Records about charts and figures:
-.-.-

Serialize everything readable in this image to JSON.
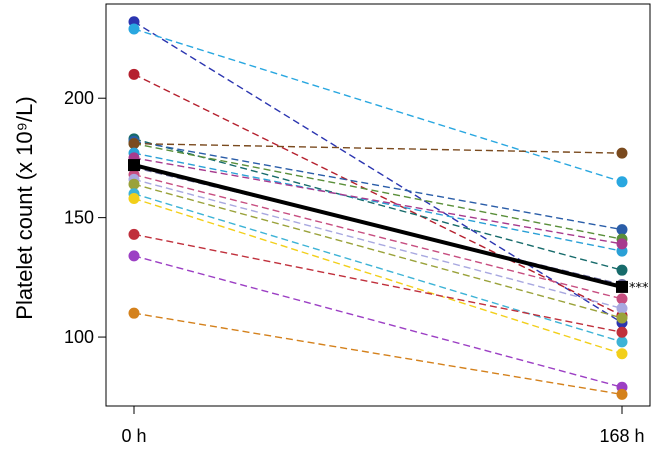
{
  "chart_data": {
    "type": "line",
    "x": [
      "0 h",
      "168 h"
    ],
    "ylabel": "Platelet count (x 10⁹/L)",
    "ylim": [
      77,
      234
    ],
    "yticks": [
      100,
      150,
      200
    ],
    "grid": false,
    "legend": "none",
    "series": [
      {
        "color": "#2b35b0",
        "values": [
          232,
          106
        ]
      },
      {
        "color": "#29a7e0",
        "values": [
          229,
          165
        ]
      },
      {
        "color": "#b5202e",
        "values": [
          210,
          109
        ]
      },
      {
        "color": "#176b6b",
        "values": [
          183,
          128
        ]
      },
      {
        "color": "#2a5da8",
        "values": [
          182,
          145
        ]
      },
      {
        "color": "#5a8f3a",
        "values": [
          181,
          141
        ]
      },
      {
        "color": "#7a4a1e",
        "values": [
          181,
          177
        ]
      },
      {
        "color": "#2aa0d6",
        "values": [
          177,
          136
        ]
      },
      {
        "color": "#a73a8d",
        "values": [
          175,
          139
        ]
      },
      {
        "color": "#6d6da0",
        "values": [
          171,
          122
        ]
      },
      {
        "color": "#c74e80",
        "values": [
          168,
          116
        ]
      },
      {
        "color": "#a8a8e0",
        "values": [
          166,
          112
        ]
      },
      {
        "color": "#9aa23a",
        "values": [
          164,
          108
        ]
      },
      {
        "color": "#3db3d6",
        "values": [
          160,
          98
        ]
      },
      {
        "color": "#f2cf1a",
        "values": [
          158,
          93
        ]
      },
      {
        "color": "#c0303c",
        "values": [
          143,
          102
        ]
      },
      {
        "color": "#9c3fc4",
        "values": [
          134,
          79
        ]
      },
      {
        "color": "#d4811c",
        "values": [
          110,
          76
        ]
      }
    ],
    "mean": {
      "color": "#000000",
      "values": [
        172,
        121
      ],
      "annotation": "***"
    }
  }
}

-.-.-

**Problem details:**
Make an exact reproduction of the listing above, without any pictures.

**Solution for this task:**
Serialize everything readable in this image to JSON.
{
  "chart_data": {
    "type": "line",
    "x": [
      "0 h",
      "168 h"
    ],
    "ylabel": "Platelet count (x 10⁹/L)",
    "ylim": [
      77,
      234
    ],
    "yticks": [
      100,
      150,
      200
    ],
    "grid": false,
    "legend": "none",
    "series": [
      {
        "color": "#2b35b0",
        "values": [
          232,
          106
        ]
      },
      {
        "color": "#29a7e0",
        "values": [
          229,
          165
        ]
      },
      {
        "color": "#b5202e",
        "values": [
          210,
          109
        ]
      },
      {
        "color": "#176b6b",
        "values": [
          183,
          128
        ]
      },
      {
        "color": "#2a5da8",
        "values": [
          182,
          145
        ]
      },
      {
        "color": "#5a8f3a",
        "values": [
          181,
          141
        ]
      },
      {
        "color": "#7a4a1e",
        "values": [
          181,
          177
        ]
      },
      {
        "color": "#2aa0d6",
        "values": [
          177,
          136
        ]
      },
      {
        "color": "#a73a8d",
        "values": [
          175,
          139
        ]
      },
      {
        "color": "#6d6da0",
        "values": [
          171,
          122
        ]
      },
      {
        "color": "#c74e80",
        "values": [
          168,
          116
        ]
      },
      {
        "color": "#a8a8e0",
        "values": [
          166,
          112
        ]
      },
      {
        "color": "#9aa23a",
        "values": [
          164,
          108
        ]
      },
      {
        "color": "#3db3d6",
        "values": [
          160,
          98
        ]
      },
      {
        "color": "#f2cf1a",
        "values": [
          158,
          93
        ]
      },
      {
        "color": "#c0303c",
        "values": [
          143,
          102
        ]
      },
      {
        "color": "#9c3fc4",
        "values": [
          134,
          79
        ]
      },
      {
        "color": "#d4811c",
        "values": [
          110,
          76
        ]
      }
    ],
    "mean": {
      "color": "#000000",
      "values": [
        172,
        121
      ],
      "annotation": "***"
    }
  }
}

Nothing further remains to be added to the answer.